**Set problem**
Copy each line of the records that contains the word "area".

**Data provided**
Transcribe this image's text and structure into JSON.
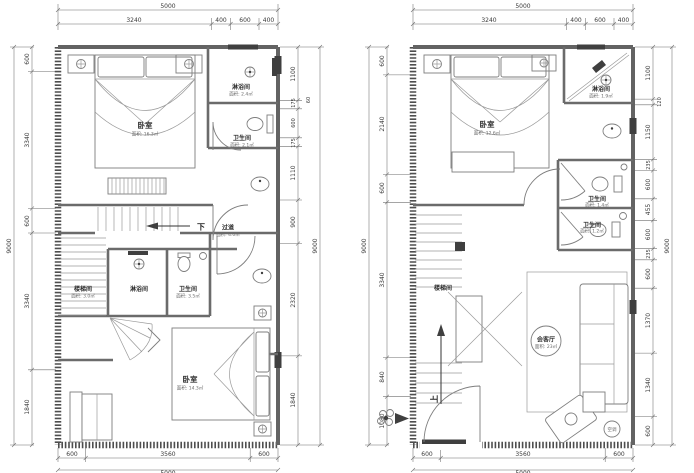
{
  "plans": [
    {
      "side": "left-plan-upper-floor",
      "dims": {
        "top": {
          "overall": "5000",
          "segs": [
            "3240",
            "400",
            "600",
            "400"
          ]
        },
        "left": {
          "overall": "9000",
          "segs": [
            "600",
            "3340",
            "600",
            "3340",
            "1840"
          ]
        },
        "right": {
          "overall": "9000",
          "note": "60",
          "segs": [
            "1100",
            "175",
            "600",
            "175",
            "1110",
            "900",
            "2320",
            "1840"
          ]
        },
        "bottom": {
          "overall": "5000",
          "segs": [
            "600",
            "3560",
            "600"
          ]
        }
      },
      "rooms": {
        "bedroom_top": {
          "label": "卧室",
          "area": "面积: 16.3㎡"
        },
        "shower_top": {
          "label": "淋浴间",
          "area": "面积: 2.4㎡"
        },
        "toilet_top": {
          "label": "卫生间",
          "area": "面积: 2.1㎡"
        },
        "corridor": {
          "label": "过道",
          "area": "面积: 4.0㎡"
        },
        "stairwell": {
          "label": "楼梯间",
          "area": "面积: 3.0㎡"
        },
        "shower_mid": {
          "label": "淋浴间"
        },
        "toilet_mid": {
          "label": "卫生间",
          "area": "面积: 3.5㎡"
        },
        "bedroom_bottom": {
          "label": "卧室",
          "area": "面积: 14.3㎡"
        }
      },
      "annotations": {
        "down": "下"
      }
    },
    {
      "side": "right-plan-ground-floor",
      "dims": {
        "top": {
          "overall": "5000",
          "segs": [
            "3240",
            "400",
            "600",
            "400"
          ]
        },
        "left": {
          "overall": "9000",
          "segs": [
            "600",
            "2140",
            "600",
            "3340",
            "840",
            "1080"
          ]
        },
        "right": {
          "overall": "9000",
          "note": "120",
          "segs": [
            "1100",
            "1150",
            "235",
            "600",
            "455",
            "600",
            "235",
            "600",
            "1370",
            "1340",
            "600"
          ]
        },
        "bottom": {
          "overall": "5000",
          "segs": [
            "600",
            "3560",
            "600"
          ]
        }
      },
      "rooms": {
        "bedroom_top": {
          "label": "卧室",
          "area": "面积: 12.6㎡"
        },
        "shower_top": {
          "label": "淋浴间",
          "area": "面积: 1.9㎡"
        },
        "toilet_1": {
          "label": "卫生间",
          "area": "面积: 1.4㎡"
        },
        "toilet_2": {
          "label": "卫生间",
          "area": "面积: 1.2㎡"
        },
        "stairwell": {
          "label": "楼梯间"
        },
        "living": {
          "label": "会客厅",
          "area": "面积: 23㎡"
        },
        "ac_unit": {
          "label": "空调"
        }
      },
      "annotations": {
        "up": "上"
      }
    }
  ]
}
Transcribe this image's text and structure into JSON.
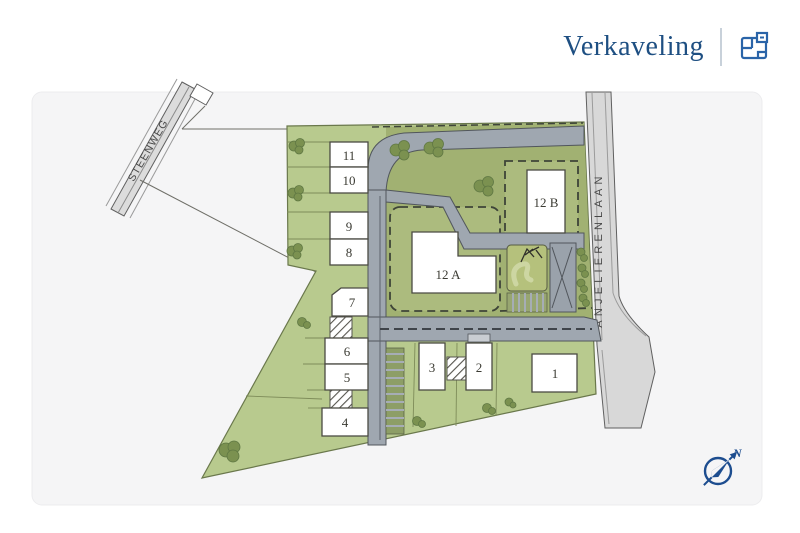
{
  "header": {
    "title": "Verkaveling"
  },
  "map": {
    "plots": [
      {
        "id": "1",
        "label": "1"
      },
      {
        "id": "2",
        "label": "2"
      },
      {
        "id": "3",
        "label": "3"
      },
      {
        "id": "4",
        "label": "4"
      },
      {
        "id": "5",
        "label": "5"
      },
      {
        "id": "6",
        "label": "6"
      },
      {
        "id": "7",
        "label": "7"
      },
      {
        "id": "8",
        "label": "8"
      },
      {
        "id": "9",
        "label": "9"
      },
      {
        "id": "10",
        "label": "10"
      },
      {
        "id": "11",
        "label": "11"
      },
      {
        "id": "12A",
        "label": "12 A"
      },
      {
        "id": "12B",
        "label": "12 B"
      }
    ],
    "streets": [
      {
        "name": "STEENWEG"
      },
      {
        "name": "ANJELIERENLAAN"
      }
    ],
    "compass": {
      "north_label": "N"
    }
  },
  "colors": {
    "accent_blue": "#1e4f82",
    "compass_blue": "#1d4d8f",
    "site_green_light": "#b8ca8e",
    "site_green_dark": "#a1b172",
    "parcel_green": "#acbb7e",
    "internal_road_gray": "#9fa7b0",
    "street_gray": "#d8d8d8",
    "card_background": "#f5f5f6"
  }
}
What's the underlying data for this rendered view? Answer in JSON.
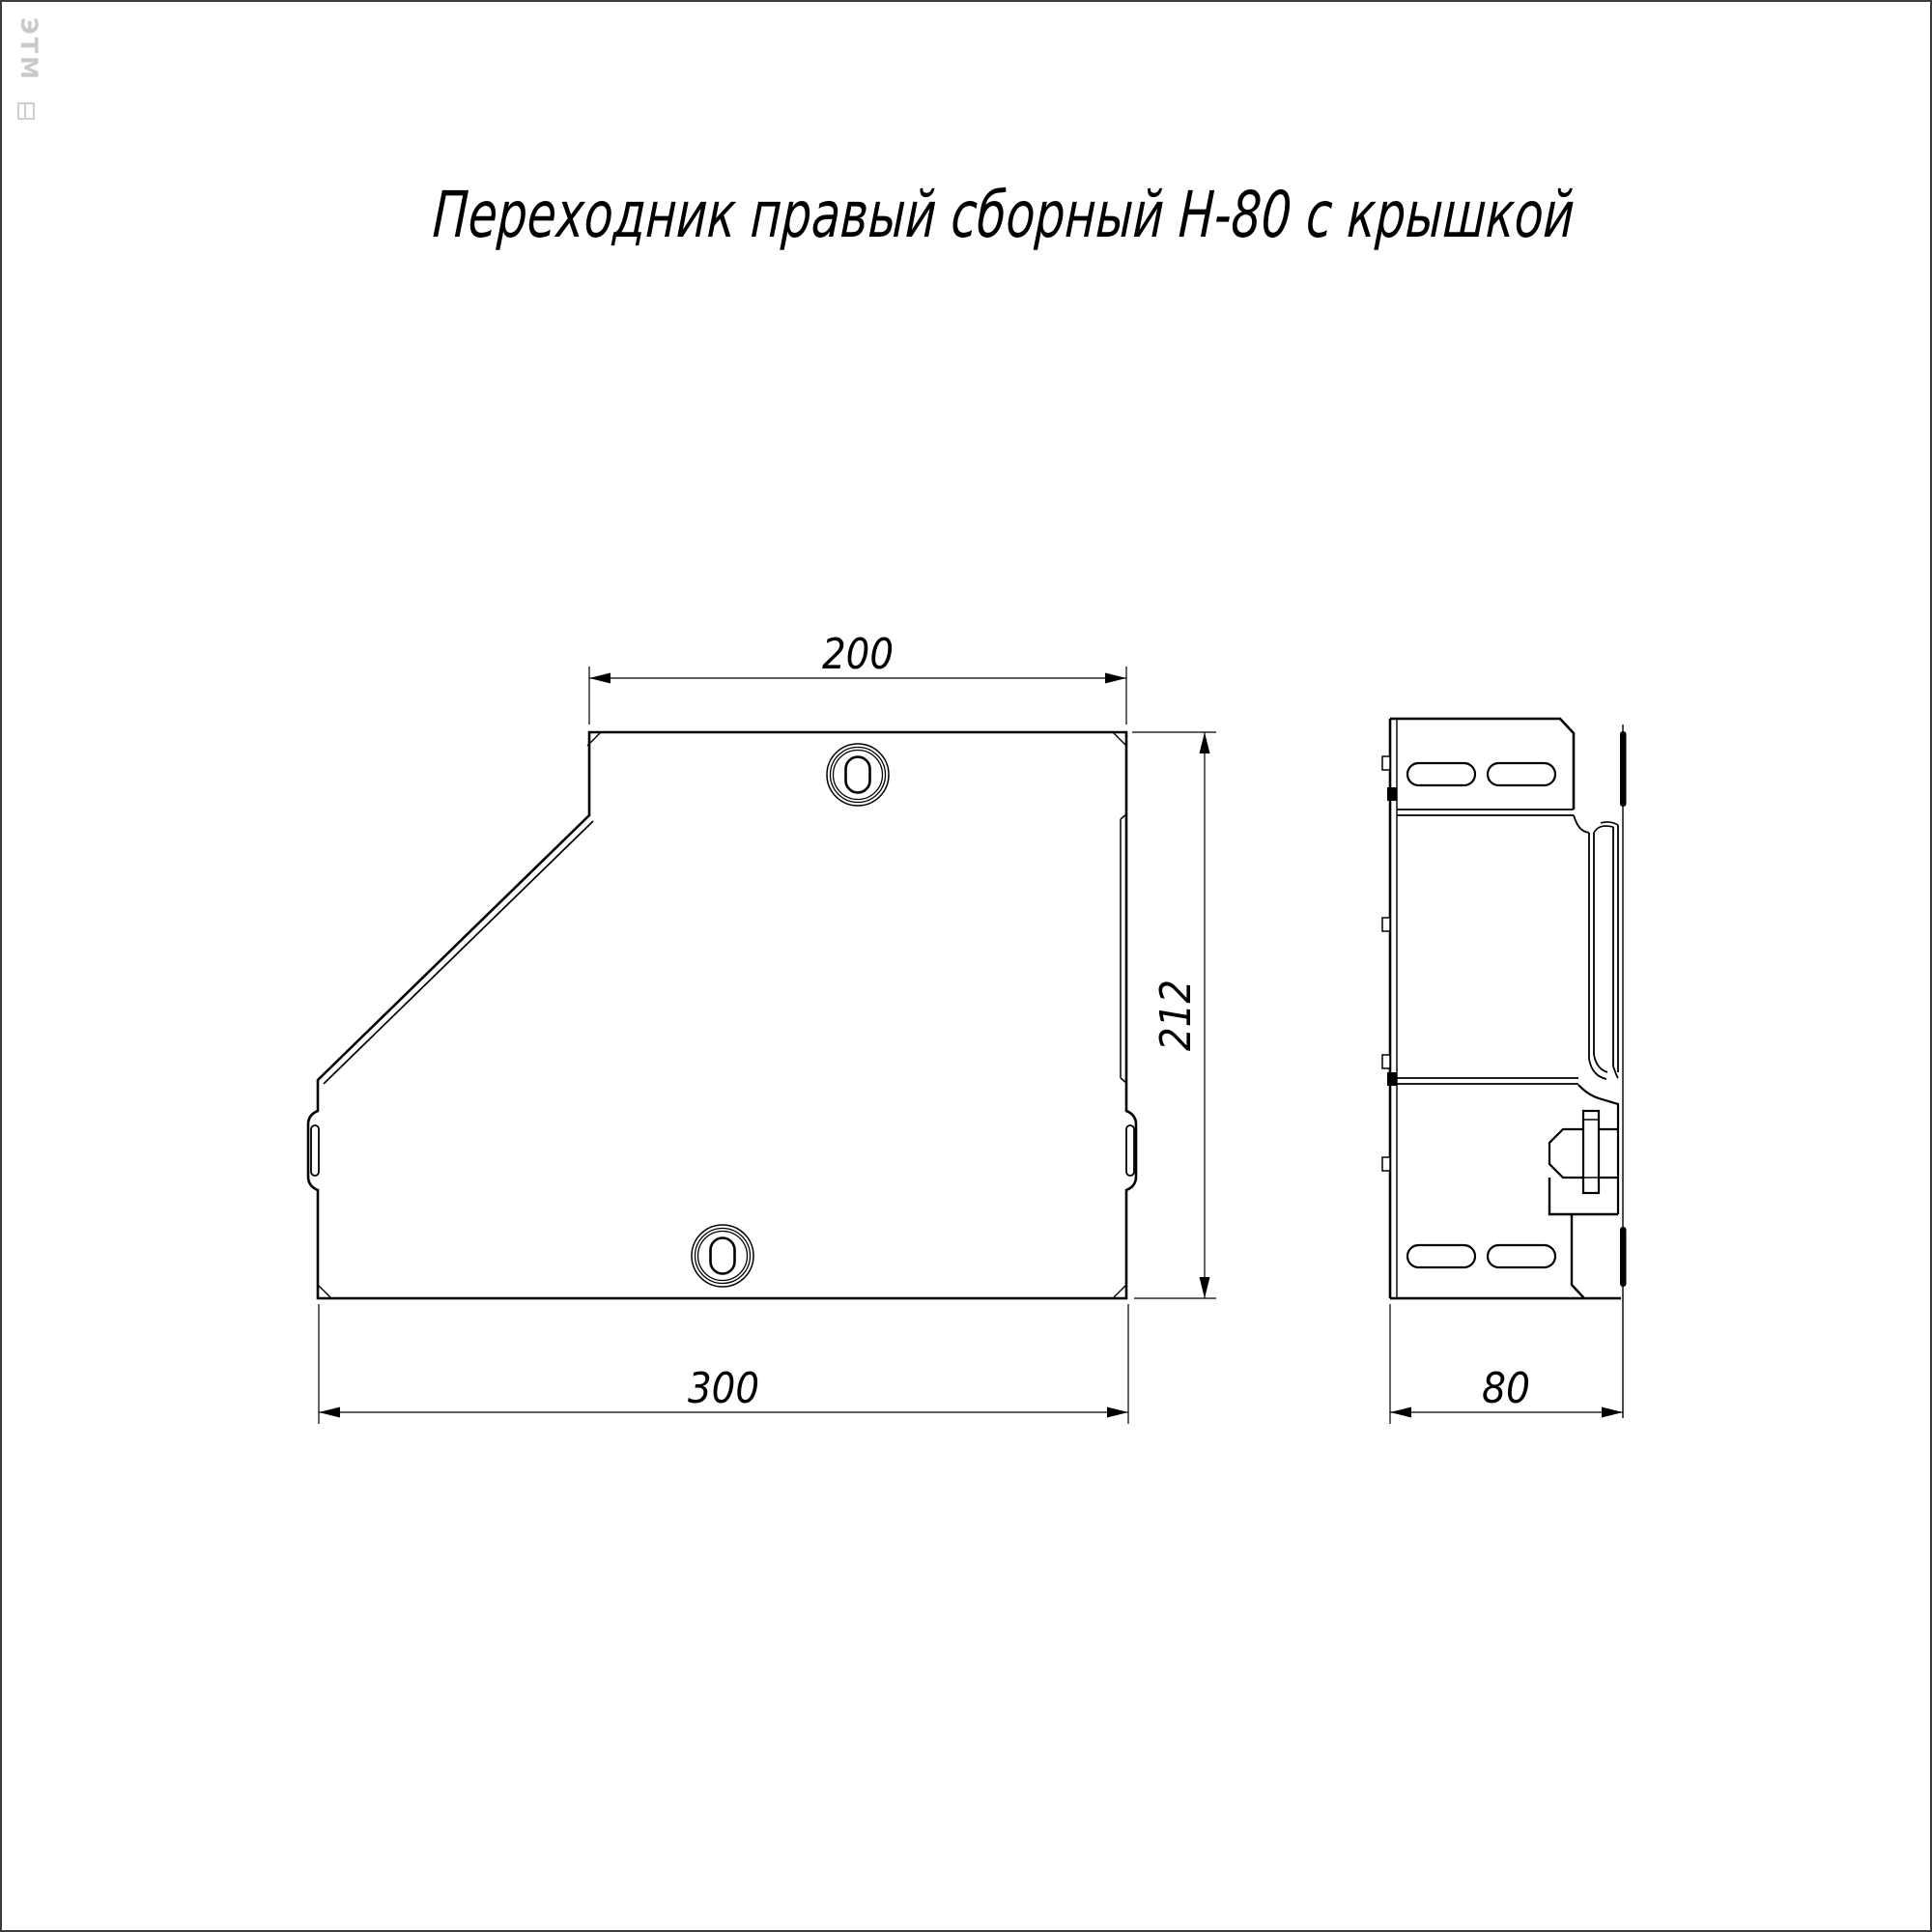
{
  "page": {
    "title": "Переходник правый сборный Н-80 с крышкой",
    "watermark": "ЭТМ"
  },
  "drawing": {
    "type": "technical-drawing",
    "views": {
      "front_view": "переходник, вид сбоку",
      "side_view": "переходник, вид с торца"
    }
  },
  "dimensions": {
    "top_width": "200",
    "height": "212",
    "bottom_width": "300",
    "side_width": "80"
  }
}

**Solution to the problem**
          "area": "面积: 16.3㎡"
          "area": "面积: 2.4㎡"
          "area": "面积: 2.1㎡"
          "area": "面积: 4.0㎡"
          "area": "面积: 3.0㎡"
          "area": "面积: 3.5㎡"
          "area": "面积: 14.3㎡"
          "area": "面积: 12.6㎡"
          "area": "面积: 1.9㎡"
          "area": "面积: 1.4㎡"
          "area": "面积: 1.2㎡"
          "area": "面积: 23㎡"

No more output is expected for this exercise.